- Passage provided:
>>>>>

Be sure to remove single points of failure
A system is highly available when it can withstand the failure of an individual or multiple components (e.g., hard disks, servers, network links etc.). You can think about ways to automate recovery and reduce disruption at every layer of your architecture. This can be done with the following processes:
- Introduce redundancy to remove single points of failure, by having multiple resources for the same task. Redundancy can be implemented in either standby mode (functionality is recovered through failover while the resource remains unavailable) or active mode (requests are distributed to multiple redundant compute resources, and when one of them fails, the rest can simply absorb a larger share of the workload).
- Detection and reaction to failure should both be automated as much as possible.
- It is crucial to have a durable data storage that protects both data availability and integrity. Redundant copies of data can be introduced either through synchronous, asynchronous or Quorum based replication.
- Automated Multi –Data Center resilience is practiced through Availability Zones across data centers that reduce the impact of failures.
Fault isolation improvement can be made to traditional horizontal scaling by sharding (a method of grouping instances into groups called shards, instead of sending the traffic from all users to every node like in the traditional IT structure.)
Optimize for cost
At the end of the day, it often boils down to cost. Your cloud architecture should be designed for cost optimization by keeping in mind the following principles:
- You can reduce cost by selecting the right types, configurations and storage solutions to suit your needs.
Implementing Auto Scaling so that you can scale horizontally when required or scale down when necessary can be done without any extra cost.
- Taking advantage of the variety of Purchasing options (Reserved and spot instances) while buying EC2 instances will help reduce cost on computing capacity.
Applying data caching to multiple layers of an IT architecture can improve application performance and cost efficiency of application. There are two types of caching:
- Application data caching- Information can be stored and retrieved from fast, managed, in-memory caches in the application, which decreases load for the database and increases latency for end users.
- Edge caching – Content is served by infrastructure that is closer to the viewers lowering latency and giving you the high, sustained data transfer rates needed to deliver large popular objects to end users at scale.

<<<<<

- Written problem A:
Reproduce the stretch of the cloud architecture passage from "Applying data caching" through "for end users.".
- Written problem B:
For each statement, answer yes or no according to the cloud architecture passage, and quote the words that decide it: (i) In standby mode, requests are distributed to multiple redundant compute resources. (ii) Redundant copies of data can be introduced through Quorum based replication. (iii) Sharding sends the traffic from all users to every node.

- Supplied information:
>>>>>

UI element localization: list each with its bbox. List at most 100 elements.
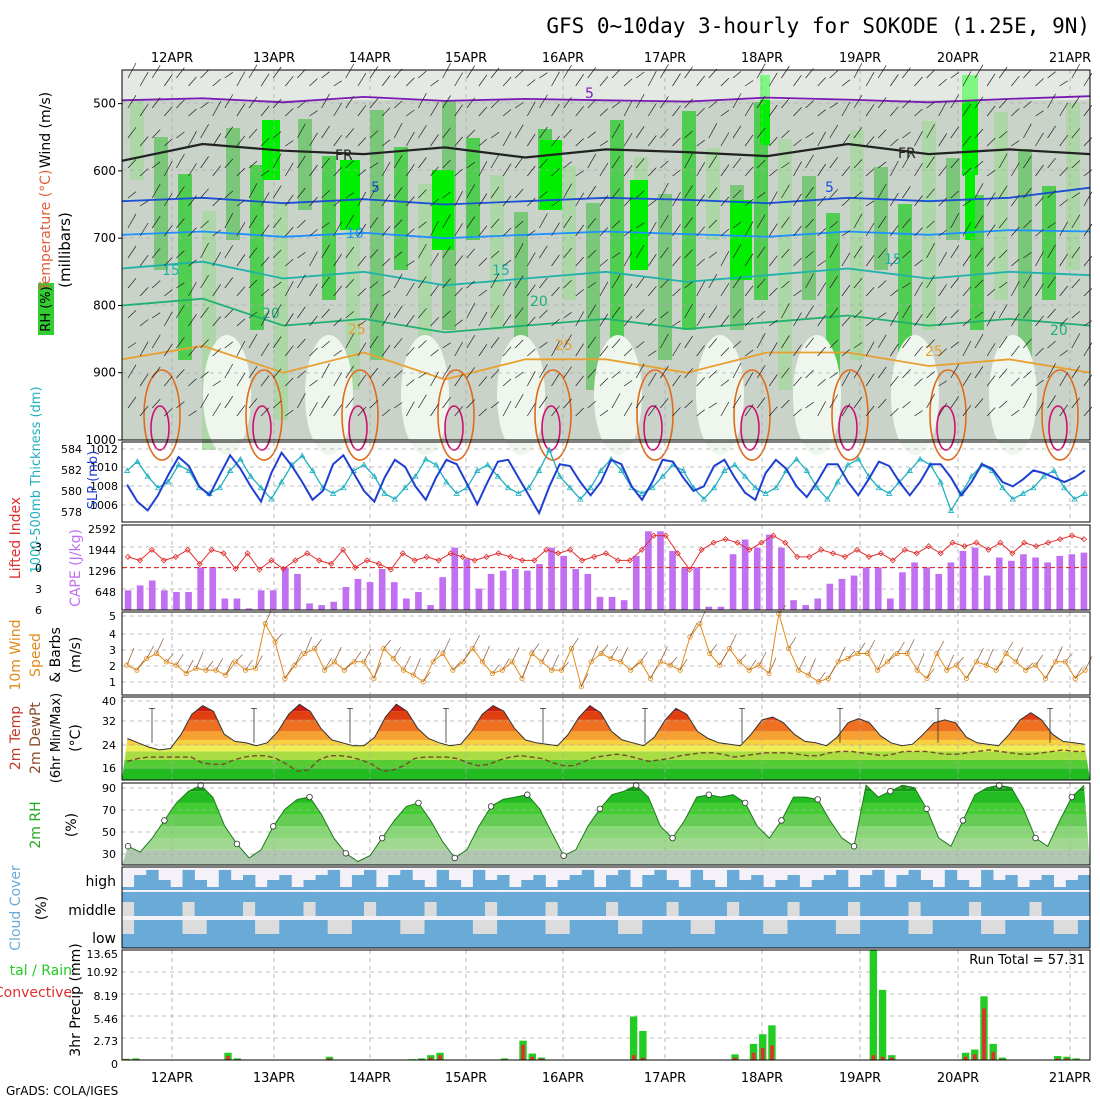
cloud-middle <box>460 892 474 916</box>
wind-barb <box>272 281 282 289</box>
wind-barb <box>442 246 451 259</box>
wind-barb <box>1059 350 1068 357</box>
wind-barb <box>466 334 476 349</box>
wind-barb <box>902 401 911 409</box>
wind-barb <box>793 344 802 357</box>
cloud-low <box>944 920 958 948</box>
wind-barb <box>708 370 718 379</box>
rh-point <box>778 817 785 824</box>
wind-barb <box>478 311 488 327</box>
wind-barb <box>333 80 342 87</box>
cape-tick: 2592 <box>88 523 116 536</box>
wind-barb <box>248 96 258 109</box>
wind-barb <box>829 221 839 229</box>
wind-barb <box>829 156 839 169</box>
li-point <box>1033 543 1040 550</box>
wind-barb <box>466 248 476 259</box>
wind-barb <box>478 289 488 297</box>
date-tick-top: 18APR <box>741 51 783 66</box>
precip-legend-1: tal / Rain <box>10 963 72 979</box>
wind-barb <box>151 398 161 409</box>
wind-barb <box>502 131 512 147</box>
thickness-point <box>154 484 162 491</box>
wind-barb-10m <box>768 657 777 674</box>
wind-barb <box>539 309 548 319</box>
cloud-low-label: low <box>92 931 116 947</box>
wind-barb <box>756 63 766 79</box>
cloud-middle <box>690 892 704 916</box>
cape-bar <box>790 600 797 610</box>
wind-barb <box>974 311 984 319</box>
wind-barb <box>478 344 488 357</box>
wind-barb <box>430 102 439 117</box>
thickness-point <box>360 461 368 468</box>
wind-barb <box>1023 252 1032 259</box>
isotherm-35 <box>252 405 272 451</box>
li-point <box>579 557 586 564</box>
temp-band <box>122 697 1090 703</box>
wind-barb <box>260 192 270 207</box>
wind-barb <box>877 97 887 109</box>
li-point <box>363 557 371 564</box>
cloud-high <box>799 887 812 890</box>
cloud-high <box>678 887 691 890</box>
thickness-point <box>834 478 841 485</box>
wind-barb <box>756 246 766 259</box>
wind-barb <box>333 253 342 267</box>
wind-barb <box>781 303 790 319</box>
wind-barb <box>527 230 536 237</box>
cloud-middle <box>497 892 510 916</box>
wind-barb-10m <box>442 638 451 654</box>
wind-barb <box>696 75 705 87</box>
wind-barb <box>333 285 342 297</box>
rh-legend-label: RH (%) <box>39 286 54 331</box>
wind-barb <box>599 313 609 327</box>
wind-barb <box>1035 229 1044 237</box>
wind-barb-10m <box>413 658 421 676</box>
wind-barb <box>877 366 887 379</box>
wind-barb <box>599 140 609 147</box>
wind-barb <box>587 67 597 79</box>
thickness-point <box>175 461 182 468</box>
wind-barb <box>914 259 923 267</box>
wind-barb <box>1083 374 1093 387</box>
cloud-low <box>690 934 704 948</box>
li-point <box>124 553 132 560</box>
wind-barb <box>781 65 790 79</box>
wind-barb <box>660 182 669 199</box>
wind-barb <box>127 245 137 259</box>
wind-barb <box>369 367 379 379</box>
li-point <box>184 546 191 553</box>
wind-barb <box>454 191 464 207</box>
wind-barb <box>841 403 851 417</box>
contour-label: 5 <box>585 86 594 102</box>
cloud-low <box>908 934 921 948</box>
wind-barb <box>1011 108 1020 117</box>
wind-barb <box>345 365 355 379</box>
wind-barb <box>1011 226 1020 237</box>
wind-barb <box>176 250 185 259</box>
precip-conv-bar <box>641 1057 645 1060</box>
isotherm-35 <box>348 405 368 451</box>
cape-bar <box>935 573 943 610</box>
cloud-middle-clear <box>908 902 921 916</box>
cape-bar <box>717 606 725 610</box>
precip-conv-bar <box>963 1056 968 1060</box>
wind-barb <box>393 219 403 229</box>
wind-barb-10m <box>1005 641 1014 654</box>
dewpoint-line <box>127 749 1085 773</box>
thickness-point <box>710 484 718 491</box>
thickness-point <box>494 472 502 479</box>
wind-barb <box>599 410 609 417</box>
wind-barb <box>587 304 597 319</box>
wind-barb <box>151 97 161 109</box>
wind-barb <box>406 282 415 297</box>
date-tick-bottom: 17APR <box>644 1071 686 1086</box>
wind-barb <box>551 222 560 237</box>
cloud-low <box>279 920 292 948</box>
wind-barb <box>998 249 1008 259</box>
wind-barb <box>551 254 560 267</box>
wind-barb-10m <box>956 656 964 666</box>
wind-barb <box>708 273 718 289</box>
wind-barb <box>139 104 149 117</box>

<<<<<

- Complete answer A:
Applying data caching to multiple layers of an IT architecture can improve application performance and cost efficiency of application. There are two types of caching:
- Application data caching- Information can be stored and retrieved from fast, managed, in-memory caches in the application, which decreases load for the database and increases latency for end users.

- Complete answer B:
(i) No: "standby mode (functionality is recovered through failover while the resource remains unavailable)"
(ii) Yes: "Redundant copies of data can be introduced either through synchronous, asynchronous or Quorum based replication."
(iii) No: "instead of sending the traffic from all users to every node like in the traditional IT structure."